Retype every entry word for word.

START EXERCISE INPUT

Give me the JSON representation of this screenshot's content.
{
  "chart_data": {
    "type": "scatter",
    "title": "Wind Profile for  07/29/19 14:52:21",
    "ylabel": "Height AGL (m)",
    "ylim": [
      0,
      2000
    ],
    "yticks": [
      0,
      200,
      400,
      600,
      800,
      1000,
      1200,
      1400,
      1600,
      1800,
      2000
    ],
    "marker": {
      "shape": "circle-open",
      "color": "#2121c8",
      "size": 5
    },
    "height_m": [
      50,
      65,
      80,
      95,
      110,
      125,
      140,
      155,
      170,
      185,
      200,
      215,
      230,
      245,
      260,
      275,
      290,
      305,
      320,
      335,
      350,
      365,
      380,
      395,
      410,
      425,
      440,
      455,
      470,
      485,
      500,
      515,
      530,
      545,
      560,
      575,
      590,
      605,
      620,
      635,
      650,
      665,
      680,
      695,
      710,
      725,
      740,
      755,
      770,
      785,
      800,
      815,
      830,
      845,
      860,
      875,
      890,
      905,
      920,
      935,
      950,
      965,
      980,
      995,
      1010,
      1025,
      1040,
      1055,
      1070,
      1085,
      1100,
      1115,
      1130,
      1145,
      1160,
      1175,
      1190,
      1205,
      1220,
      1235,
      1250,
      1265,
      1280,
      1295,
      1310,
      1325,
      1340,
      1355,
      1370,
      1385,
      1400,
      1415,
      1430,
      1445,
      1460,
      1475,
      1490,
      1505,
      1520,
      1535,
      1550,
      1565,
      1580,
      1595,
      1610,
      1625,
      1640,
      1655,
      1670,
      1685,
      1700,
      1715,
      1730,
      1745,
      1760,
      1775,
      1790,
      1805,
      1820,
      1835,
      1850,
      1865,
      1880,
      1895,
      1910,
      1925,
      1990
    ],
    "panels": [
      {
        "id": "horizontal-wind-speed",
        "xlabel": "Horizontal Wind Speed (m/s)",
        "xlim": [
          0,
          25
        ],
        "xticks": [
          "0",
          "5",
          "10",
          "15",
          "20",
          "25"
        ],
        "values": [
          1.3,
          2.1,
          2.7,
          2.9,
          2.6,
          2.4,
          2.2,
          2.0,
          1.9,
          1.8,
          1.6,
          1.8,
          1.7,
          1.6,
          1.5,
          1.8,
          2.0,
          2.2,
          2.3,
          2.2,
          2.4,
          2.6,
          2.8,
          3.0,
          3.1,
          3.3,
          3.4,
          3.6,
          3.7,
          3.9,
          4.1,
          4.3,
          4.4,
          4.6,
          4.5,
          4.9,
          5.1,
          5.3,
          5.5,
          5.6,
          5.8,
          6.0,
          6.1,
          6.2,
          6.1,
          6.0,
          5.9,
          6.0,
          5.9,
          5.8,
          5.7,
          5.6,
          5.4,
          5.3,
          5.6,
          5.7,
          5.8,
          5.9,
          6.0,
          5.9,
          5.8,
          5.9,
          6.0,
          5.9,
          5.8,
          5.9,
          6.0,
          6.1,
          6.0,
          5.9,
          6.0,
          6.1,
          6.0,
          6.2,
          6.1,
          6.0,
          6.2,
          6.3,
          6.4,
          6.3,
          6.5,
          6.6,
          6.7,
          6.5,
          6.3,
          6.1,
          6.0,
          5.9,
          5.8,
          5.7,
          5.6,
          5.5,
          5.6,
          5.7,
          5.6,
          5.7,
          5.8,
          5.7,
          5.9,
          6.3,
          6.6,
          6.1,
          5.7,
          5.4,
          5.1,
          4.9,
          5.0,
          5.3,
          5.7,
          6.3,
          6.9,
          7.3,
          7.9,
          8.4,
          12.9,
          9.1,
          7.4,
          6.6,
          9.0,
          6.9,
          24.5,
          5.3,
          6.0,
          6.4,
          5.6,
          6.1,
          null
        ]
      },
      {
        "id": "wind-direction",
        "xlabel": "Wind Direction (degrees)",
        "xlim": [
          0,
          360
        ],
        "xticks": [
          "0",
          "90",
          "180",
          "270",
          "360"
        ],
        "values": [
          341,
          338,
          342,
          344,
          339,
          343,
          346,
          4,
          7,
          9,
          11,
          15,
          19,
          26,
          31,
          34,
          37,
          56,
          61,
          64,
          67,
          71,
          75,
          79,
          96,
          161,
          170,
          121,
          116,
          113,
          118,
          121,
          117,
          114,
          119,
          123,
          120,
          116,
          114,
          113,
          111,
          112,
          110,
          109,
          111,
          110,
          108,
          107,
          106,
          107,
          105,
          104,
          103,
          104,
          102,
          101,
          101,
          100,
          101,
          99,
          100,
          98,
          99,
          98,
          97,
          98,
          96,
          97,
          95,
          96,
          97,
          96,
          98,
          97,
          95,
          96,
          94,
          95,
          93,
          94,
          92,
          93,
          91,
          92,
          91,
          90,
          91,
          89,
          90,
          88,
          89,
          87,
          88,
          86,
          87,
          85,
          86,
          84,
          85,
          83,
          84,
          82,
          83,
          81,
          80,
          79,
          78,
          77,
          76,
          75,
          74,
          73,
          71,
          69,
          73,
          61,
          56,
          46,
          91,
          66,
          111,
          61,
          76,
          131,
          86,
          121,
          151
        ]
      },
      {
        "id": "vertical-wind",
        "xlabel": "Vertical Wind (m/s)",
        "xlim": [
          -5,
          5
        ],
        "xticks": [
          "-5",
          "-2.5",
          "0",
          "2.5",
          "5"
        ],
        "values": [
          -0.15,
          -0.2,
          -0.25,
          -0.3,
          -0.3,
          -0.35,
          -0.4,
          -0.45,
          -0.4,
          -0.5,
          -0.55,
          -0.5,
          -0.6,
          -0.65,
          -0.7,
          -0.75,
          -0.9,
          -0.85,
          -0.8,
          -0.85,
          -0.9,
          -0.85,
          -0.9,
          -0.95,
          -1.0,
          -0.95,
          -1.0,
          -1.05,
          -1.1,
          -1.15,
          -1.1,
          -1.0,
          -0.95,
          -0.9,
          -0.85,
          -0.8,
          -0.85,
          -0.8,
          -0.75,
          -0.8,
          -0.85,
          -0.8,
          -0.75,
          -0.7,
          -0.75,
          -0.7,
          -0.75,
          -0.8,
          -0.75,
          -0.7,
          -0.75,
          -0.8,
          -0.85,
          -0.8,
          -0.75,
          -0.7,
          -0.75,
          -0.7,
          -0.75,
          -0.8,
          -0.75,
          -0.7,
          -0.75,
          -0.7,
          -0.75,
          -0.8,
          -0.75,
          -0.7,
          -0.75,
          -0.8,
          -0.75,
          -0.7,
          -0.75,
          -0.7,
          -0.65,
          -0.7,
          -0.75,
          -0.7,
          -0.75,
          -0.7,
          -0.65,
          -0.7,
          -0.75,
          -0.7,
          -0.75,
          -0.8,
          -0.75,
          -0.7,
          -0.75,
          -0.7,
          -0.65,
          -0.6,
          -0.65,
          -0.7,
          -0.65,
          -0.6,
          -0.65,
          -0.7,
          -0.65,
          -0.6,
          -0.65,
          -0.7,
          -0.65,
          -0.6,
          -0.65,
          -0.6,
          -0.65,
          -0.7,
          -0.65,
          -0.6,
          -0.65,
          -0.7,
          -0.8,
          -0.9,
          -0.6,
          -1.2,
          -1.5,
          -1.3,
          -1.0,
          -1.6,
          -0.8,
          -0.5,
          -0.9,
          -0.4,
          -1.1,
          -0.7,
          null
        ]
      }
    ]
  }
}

END EXERCISE INPUT

OUTPUT:
Give me the JSON representation of this screenshot's content.
{
  "chart_data": {
    "type": "scatter",
    "title": "Wind Profile for  07/29/19 14:52:21",
    "ylabel": "Height AGL (m)",
    "ylim": [
      0,
      2000
    ],
    "yticks": [
      0,
      200,
      400,
      600,
      800,
      1000,
      1200,
      1400,
      1600,
      1800,
      2000
    ],
    "marker": {
      "shape": "circle-open",
      "color": "#2121c8",
      "size": 5
    },
    "height_m": [
      50,
      65,
      80,
      95,
      110,
      125,
      140,
      155,
      170,
      185,
      200,
      215,
      230,
      245,
      260,
      275,
      290,
      305,
      320,
      335,
      350,
      365,
      380,
      395,
      410,
      425,
      440,
      455,
      470,
      485,
      500,
      515,
      530,
      545,
      560,
      575,
      590,
      605,
      620,
      635,
      650,
      665,
      680,
      695,
      710,
      725,
      740,
      755,
      770,
      785,
      800,
      815,
      830,
      845,
      860,
      875,
      890,
      905,
      920,
      935,
      950,
      965,
      980,
      995,
      1010,
      1025,
      1040,
      1055,
      1070,
      1085,
      1100,
      1115,
      1130,
      1145,
      1160,
      1175,
      1190,
      1205,
      1220,
      1235,
      1250,
      1265,
      1280,
      1295,
      1310,
      1325,
      1340,
      1355,
      1370,
      1385,
      1400,
      1415,
      1430,
      1445,
      1460,
      1475,
      1490,
      1505,
      1520,
      1535,
      1550,
      1565,
      1580,
      1595,
      1610,
      1625,
      1640,
      1655,
      1670,
      1685,
      1700,
      1715,
      1730,
      1745,
      1760,
      1775,
      1790,
      1805,
      1820,
      1835,
      1850,
      1865,
      1880,
      1895,
      1910,
      1925,
      1990
    ],
    "panels": [
      {
        "id": "horizontal-wind-speed",
        "xlabel": "Horizontal Wind Speed (m/s)",
        "xlim": [
          0,
          25
        ],
        "xticks": [
          "0",
          "5",
          "10",
          "15",
          "20",
          "25"
        ],
        "values": [
          1.3,
          2.1,
          2.7,
          2.9,
          2.6,
          2.4,
          2.2,
          2.0,
          1.9,
          1.8,
          1.6,
          1.8,
          1.7,
          1.6,
          1.5,
          1.8,
          2.0,
          2.2,
          2.3,
          2.2,
          2.4,
          2.6,
          2.8,
          3.0,
          3.1,
          3.3,
          3.4,
          3.6,
          3.7,
          3.9,
          4.1,
          4.3,
          4.4,
          4.6,
          4.5,
          4.9,
          5.1,
          5.3,
          5.5,
          5.6,
          5.8,
          6.0,
          6.1,
          6.2,
          6.1,
          6.0,
          5.9,
          6.0,
          5.9,
          5.8,
          5.7,
          5.6,
          5.4,
          5.3,
          5.6,
          5.7,
          5.8,
          5.9,
          6.0,
          5.9,
          5.8,
          5.9,
          6.0,
          5.9,
          5.8,
          5.9,
          6.0,
          6.1,
          6.0,
          5.9,
          6.0,
          6.1,
          6.0,
          6.2,
          6.1,
          6.0,
          6.2,
          6.3,
          6.4,
          6.3,
          6.5,
          6.6,
          6.7,
          6.5,
          6.3,
          6.1,
          6.0,
          5.9,
          5.8,
          5.7,
          5.6,
          5.5,
          5.6,
          5.7,
          5.6,
          5.7,
          5.8,
          5.7,
          5.9,
          6.3,
          6.6,
          6.1,
          5.7,
          5.4,
          5.1,
          4.9,
          5.0,
          5.3,
          5.7,
          6.3,
          6.9,
          7.3,
          7.9,
          8.4,
          12.9,
          9.1,
          7.4,
          6.6,
          9.0,
          6.9,
          24.5,
          5.3,
          6.0,
          6.4,
          5.6,
          6.1,
          null
        ]
      },
      {
        "id": "wind-direction",
        "xlabel": "Wind Direction (degrees)",
        "xlim": [
          0,
          360
        ],
        "xticks": [
          "0",
          "90",
          "180",
          "270",
          "360"
        ],
        "values": [
          341,
          338,
          342,
          344,
          339,
          343,
          346,
          4,
          7,
          9,
          11,
          15,
          19,
          26,
          31,
          34,
          37,
          56,
          61,
          64,
          67,
          71,
          75,
          79,
          96,
          161,
          170,
          121,
          116,
          113,
          118,
          121,
          117,
          114,
          119,
          123,
          120,
          116,
          114,
          113,
          111,
          112,
          110,
          109,
          111,
          110,
          108,
          107,
          106,
          107,
          105,
          104,
          103,
          104,
          102,
          101,
          101,
          100,
          101,
          99,
          100,
          98,
          99,
          98,
          97,
          98,
          96,
          97,
          95,
          96,
          97,
          96,
          98,
          97,
          95,
          96,
          94,
          95,
          93,
          94,
          92,
          93,
          91,
          92,
          91,
          90,
          91,
          89,
          90,
          88,
          89,
          87,
          88,
          86,
          87,
          85,
          86,
          84,
          85,
          83,
          84,
          82,
          83,
          81,
          80,
          79,
          78,
          77,
          76,
          75,
          74,
          73,
          71,
          69,
          73,
          61,
          56,
          46,
          91,
          66,
          111,
          61,
          76,
          131,
          86,
          121,
          151
        ]
      },
      {
        "id": "vertical-wind",
        "xlabel": "Vertical Wind (m/s)",
        "xlim": [
          -5,
          5
        ],
        "xticks": [
          "-5",
          "-2.5",
          "0",
          "2.5",
          "5"
        ],
        "values": [
          -0.15,
          -0.2,
          -0.25,
          -0.3,
          -0.3,
          -0.35,
          -0.4,
          -0.45,
          -0.4,
          -0.5,
          -0.55,
          -0.5,
          -0.6,
          -0.65,
          -0.7,
          -0.75,
          -0.9,
          -0.85,
          -0.8,
          -0.85,
          -0.9,
          -0.85,
          -0.9,
          -0.95,
          -1.0,
          -0.95,
          -1.0,
          -1.05,
          -1.1,
          -1.15,
          -1.1,
          -1.0,
          -0.95,
          -0.9,
          -0.85,
          -0.8,
          -0.85,
          -0.8,
          -0.75,
          -0.8,
          -0.85,
          -0.8,
          -0.75,
          -0.7,
          -0.75,
          -0.7,
          -0.75,
          -0.8,
          -0.75,
          -0.7,
          -0.75,
          -0.8,
          -0.85,
          -0.8,
          -0.75,
          -0.7,
          -0.75,
          -0.7,
          -0.75,
          -0.8,
          -0.75,
          -0.7,
          -0.75,
          -0.7,
          -0.75,
          -0.8,
          -0.75,
          -0.7,
          -0.75,
          -0.8,
          -0.75,
          -0.7,
          -0.75,
          -0.7,
          -0.65,
          -0.7,
          -0.75,
          -0.7,
          -0.75,
          -0.7,
          -0.65,
          -0.7,
          -0.75,
          -0.7,
          -0.75,
          -0.8,
          -0.75,
          -0.7,
          -0.75,
          -0.7,
          -0.65,
          -0.6,
          -0.65,
          -0.7,
          -0.65,
          -0.6,
          -0.65,
          -0.7,
          -0.65,
          -0.6,
          -0.65,
          -0.7,
          -0.65,
          -0.6,
          -0.65,
          -0.6,
          -0.65,
          -0.7,
          -0.65,
          -0.6,
          -0.65,
          -0.7,
          -0.8,
          -0.9,
          -0.6,
          -1.2,
          -1.5,
          -1.3,
          -1.0,
          -1.6,
          -0.8,
          -0.5,
          -0.9,
          -0.4,
          -1.1,
          -0.7,
          null
        ]
      }
    ]
  }
}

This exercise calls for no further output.